Directions for this task
Give the listing again exactly, omitting its images.
** Start of Input data **
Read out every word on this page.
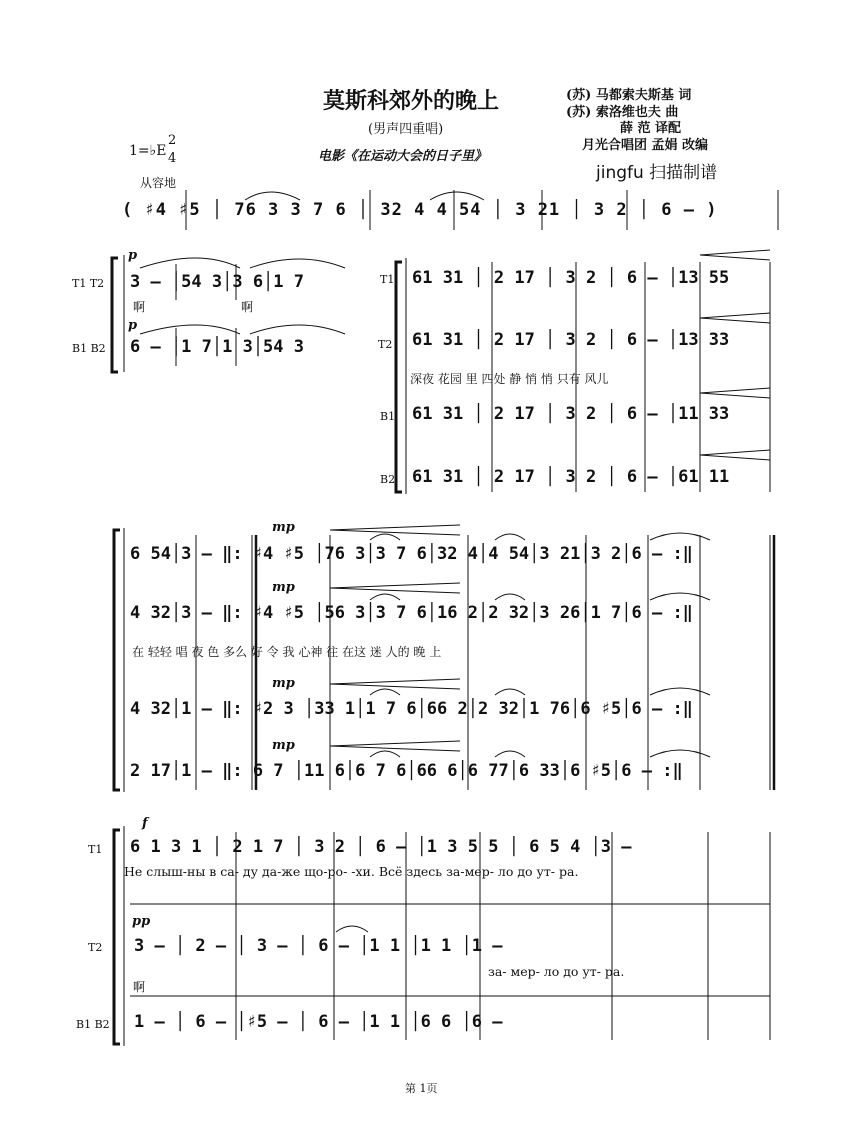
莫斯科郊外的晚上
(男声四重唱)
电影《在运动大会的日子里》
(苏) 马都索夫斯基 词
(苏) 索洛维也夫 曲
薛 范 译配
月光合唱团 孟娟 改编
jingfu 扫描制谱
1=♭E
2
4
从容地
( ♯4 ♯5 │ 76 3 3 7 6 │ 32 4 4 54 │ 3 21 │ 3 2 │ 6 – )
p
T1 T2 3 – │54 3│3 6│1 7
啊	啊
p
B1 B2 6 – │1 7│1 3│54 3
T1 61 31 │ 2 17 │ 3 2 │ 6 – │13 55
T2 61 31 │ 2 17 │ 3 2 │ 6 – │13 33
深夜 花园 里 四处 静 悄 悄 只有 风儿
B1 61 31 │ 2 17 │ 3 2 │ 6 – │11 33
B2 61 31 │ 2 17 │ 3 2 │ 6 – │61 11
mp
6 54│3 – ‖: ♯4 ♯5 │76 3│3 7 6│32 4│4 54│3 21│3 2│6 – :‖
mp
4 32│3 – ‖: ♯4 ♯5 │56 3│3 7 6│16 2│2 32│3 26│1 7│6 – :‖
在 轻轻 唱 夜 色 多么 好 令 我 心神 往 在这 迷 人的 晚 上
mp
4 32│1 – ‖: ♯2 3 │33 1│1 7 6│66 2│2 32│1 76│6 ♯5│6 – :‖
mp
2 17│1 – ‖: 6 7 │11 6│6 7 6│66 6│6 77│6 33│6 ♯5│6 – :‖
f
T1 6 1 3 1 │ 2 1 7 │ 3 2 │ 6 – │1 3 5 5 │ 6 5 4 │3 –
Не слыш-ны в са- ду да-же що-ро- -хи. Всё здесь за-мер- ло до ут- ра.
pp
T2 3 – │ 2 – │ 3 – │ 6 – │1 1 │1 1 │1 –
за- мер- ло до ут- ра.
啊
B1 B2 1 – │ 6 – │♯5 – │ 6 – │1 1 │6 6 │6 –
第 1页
** End of Input data **
Exercise result
Read out every word on this page.
莫斯科郊外的晚上
(男声四重唱)
电影《在运动大会的日子里》
(苏) 马都索夫斯基 词
(苏) 索洛维也夫 曲
薛 范 译配
月光合唱团 孟娟 改编
jingfu 扫描制谱
1=♭E
2
4
从容地
( ♯4 ♯5 │ 76 3 3 7 6 │ 32 4 4 54 │ 3 21 │ 3 2 │ 6 – )
p
T1 T2 3 – │54 3│3 6│1 7
啊	啊
p
B1 B2 6 – │1 7│1 3│54 3
T1 61 31 │ 2 17 │ 3 2 │ 6 – │13 55
T2 61 31 │ 2 17 │ 3 2 │ 6 – │13 33
深夜 花园 里 四处 静 悄 悄 只有 风儿
B1 61 31 │ 2 17 │ 3 2 │ 6 – │11 33
B2 61 31 │ 2 17 │ 3 2 │ 6 – │61 11
mp
6 54│3 – ‖: ♯4 ♯5 │76 3│3 7 6│32 4│4 54│3 21│3 2│6 – :‖
mp
4 32│3 – ‖: ♯4 ♯5 │56 3│3 7 6│16 2│2 32│3 26│1 7│6 – :‖
在 轻轻 唱 夜 色 多么 好 令 我 心神 往 在这 迷 人的 晚 上
mp
4 32│1 – ‖: ♯2 3 │33 1│1 7 6│66 2│2 32│1 76│6 ♯5│6 – :‖
mp
2 17│1 – ‖: 6 7 │11 6│6 7 6│66 6│6 77│6 33│6 ♯5│6 – :‖
f
T1 6 1 3 1 │ 2 1 7 │ 3 2 │ 6 – │1 3 5 5 │ 6 5 4 │3 –
Не слыш-ны в са- ду да-же що-ро- -хи. Всё здесь за-мер- ло до ут- ра.
pp
T2 3 – │ 2 – │ 3 – │ 6 – │1 1 │1 1 │1 –
за- мер- ло до ут- ра.
啊
B1 B2 1 – │ 6 – │♯5 – │ 6 – │1 1 │6 6 │6 –
第 1页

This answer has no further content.